## GIVEN EXERCISE
Edit the items below from the first one through the line containing "quantity-decrease-button[interactable]: ▼: [510, 298, 528, 312]", inclusive, by replacing "add-to-cart-button" with "add-to-basket-button" and leaving everything else unchanged; give only those lines.

## INPUT FOR THIS TASK
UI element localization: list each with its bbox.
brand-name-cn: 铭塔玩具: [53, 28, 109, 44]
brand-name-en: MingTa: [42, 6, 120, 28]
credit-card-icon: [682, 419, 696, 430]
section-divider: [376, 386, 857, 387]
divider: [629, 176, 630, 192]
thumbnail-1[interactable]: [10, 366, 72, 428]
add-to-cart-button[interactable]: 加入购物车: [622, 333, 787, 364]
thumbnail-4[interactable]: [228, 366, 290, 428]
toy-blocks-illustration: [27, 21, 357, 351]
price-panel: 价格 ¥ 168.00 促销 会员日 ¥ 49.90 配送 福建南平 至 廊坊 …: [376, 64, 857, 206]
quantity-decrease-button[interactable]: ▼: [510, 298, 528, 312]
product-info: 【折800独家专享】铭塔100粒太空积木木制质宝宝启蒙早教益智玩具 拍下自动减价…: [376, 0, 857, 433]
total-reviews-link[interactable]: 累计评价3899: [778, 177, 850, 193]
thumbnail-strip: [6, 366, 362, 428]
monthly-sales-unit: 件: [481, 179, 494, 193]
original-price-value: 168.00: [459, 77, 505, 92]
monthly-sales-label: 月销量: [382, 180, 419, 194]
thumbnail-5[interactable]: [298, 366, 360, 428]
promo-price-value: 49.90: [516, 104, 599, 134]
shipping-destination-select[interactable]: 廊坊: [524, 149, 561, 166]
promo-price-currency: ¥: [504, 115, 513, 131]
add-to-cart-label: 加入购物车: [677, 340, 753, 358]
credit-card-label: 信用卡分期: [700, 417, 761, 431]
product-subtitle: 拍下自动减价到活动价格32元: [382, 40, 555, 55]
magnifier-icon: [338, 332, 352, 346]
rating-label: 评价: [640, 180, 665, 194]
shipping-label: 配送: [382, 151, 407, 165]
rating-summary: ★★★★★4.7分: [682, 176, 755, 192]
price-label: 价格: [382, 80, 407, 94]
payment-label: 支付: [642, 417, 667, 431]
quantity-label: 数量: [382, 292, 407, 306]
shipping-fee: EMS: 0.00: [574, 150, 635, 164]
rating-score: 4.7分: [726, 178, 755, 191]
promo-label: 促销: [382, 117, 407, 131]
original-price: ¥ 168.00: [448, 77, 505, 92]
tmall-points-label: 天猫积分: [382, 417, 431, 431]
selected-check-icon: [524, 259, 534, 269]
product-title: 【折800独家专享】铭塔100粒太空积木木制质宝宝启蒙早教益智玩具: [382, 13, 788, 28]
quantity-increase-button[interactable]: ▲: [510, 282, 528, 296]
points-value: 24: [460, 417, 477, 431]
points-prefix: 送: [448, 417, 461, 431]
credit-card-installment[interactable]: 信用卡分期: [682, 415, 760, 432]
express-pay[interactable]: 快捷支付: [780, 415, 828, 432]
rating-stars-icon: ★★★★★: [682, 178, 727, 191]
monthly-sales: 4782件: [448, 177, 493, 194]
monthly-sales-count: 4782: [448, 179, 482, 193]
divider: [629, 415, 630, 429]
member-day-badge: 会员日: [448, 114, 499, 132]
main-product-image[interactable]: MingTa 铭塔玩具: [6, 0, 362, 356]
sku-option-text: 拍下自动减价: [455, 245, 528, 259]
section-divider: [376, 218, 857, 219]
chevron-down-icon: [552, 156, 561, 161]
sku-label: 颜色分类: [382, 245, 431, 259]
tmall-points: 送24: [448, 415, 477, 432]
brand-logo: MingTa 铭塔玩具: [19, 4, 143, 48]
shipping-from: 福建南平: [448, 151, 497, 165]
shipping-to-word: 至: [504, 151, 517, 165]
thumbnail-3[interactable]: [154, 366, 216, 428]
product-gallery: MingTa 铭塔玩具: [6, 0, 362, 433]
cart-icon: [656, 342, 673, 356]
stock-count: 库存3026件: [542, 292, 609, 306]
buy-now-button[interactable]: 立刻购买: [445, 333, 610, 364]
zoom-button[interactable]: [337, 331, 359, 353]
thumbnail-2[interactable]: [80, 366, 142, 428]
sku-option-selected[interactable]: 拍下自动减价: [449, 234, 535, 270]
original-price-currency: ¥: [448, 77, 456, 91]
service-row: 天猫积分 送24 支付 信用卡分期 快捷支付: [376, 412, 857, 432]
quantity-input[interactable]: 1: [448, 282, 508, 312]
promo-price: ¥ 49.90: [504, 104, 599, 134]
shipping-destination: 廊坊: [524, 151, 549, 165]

## ANSWER
UI element localization: list each with its bbox.
brand-name-cn: 铭塔玩具: [53, 28, 109, 44]
brand-name-en: MingTa: [42, 6, 120, 28]
credit-card-icon: [682, 419, 696, 430]
section-divider: [376, 386, 857, 387]
divider: [629, 176, 630, 192]
thumbnail-1[interactable]: [10, 366, 72, 428]
add-to-basket-button[interactable]: 加入购物车: [622, 333, 787, 364]
thumbnail-4[interactable]: [228, 366, 290, 428]
toy-blocks-illustration: [27, 21, 357, 351]
price-panel: 价格 ¥ 168.00 促销 会员日 ¥ 49.90 配送 福建南平 至 廊坊 …: [376, 64, 857, 206]
quantity-decrease-button[interactable]: ▼: [510, 298, 528, 312]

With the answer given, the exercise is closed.